» EXERCISE DIRECTIONS
Gather every line in the records below that contains the word "lines".

» MATERIALS PROVIDED
--- Begin ---

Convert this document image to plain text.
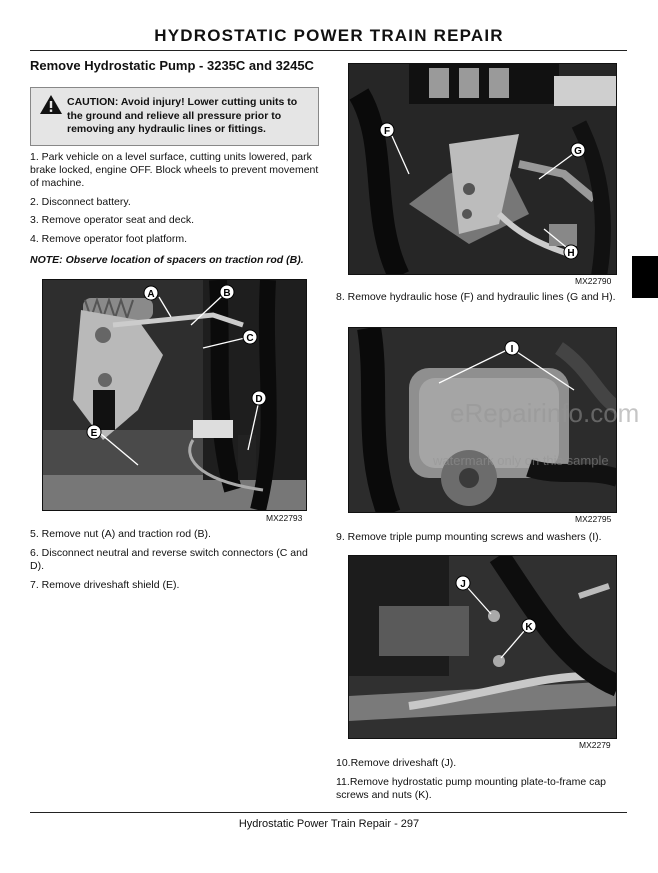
HYDROSTATIC POWER TRAIN REPAIR
Remove Hydrostatic Pump - 3235C and 3245C
CAUTION: Avoid injury! Lower cutting units to the ground and relieve all pressure prior to removing any hydraulic lines or fittings.
1. Park vehicle on a level surface, cutting units lowered, park brake locked, engine OFF. Block wheels to prevent movement of machine.
2. Disconnect battery.
3. Remove operator seat and deck.
4. Remove operator foot platform.
NOTE: Observe location of spacers on traction rod (B).
A	B
C
D
E
MX22793
5. Remove nut (A) and traction rod (B).
6. Disconnect neutral and reverse switch connectors (C and D).
7. Remove driveshaft shield (E).
F
G
H
MX22790
8. Remove hydraulic hose (F) and hydraulic lines (G and H).
I
MX22795
9. Remove triple pump mounting screws and washers (I).
J
K
MX2279
10.Remove driveshaft (J).
11.Remove hydrostatic pump mounting plate-to-frame cap screws and nuts (K).
eRepairinfo.com
watermark only on this sample
Hydrostatic Power Train Repair - 297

--- End ---

» THE OUTPUT
CAUTION: Avoid injury! Lower cutting units to the ground and relieve all pressure prior to removing any hydraulic lines or fittings.
8. Remove hydraulic hose (F) and hydraulic lines (G and H).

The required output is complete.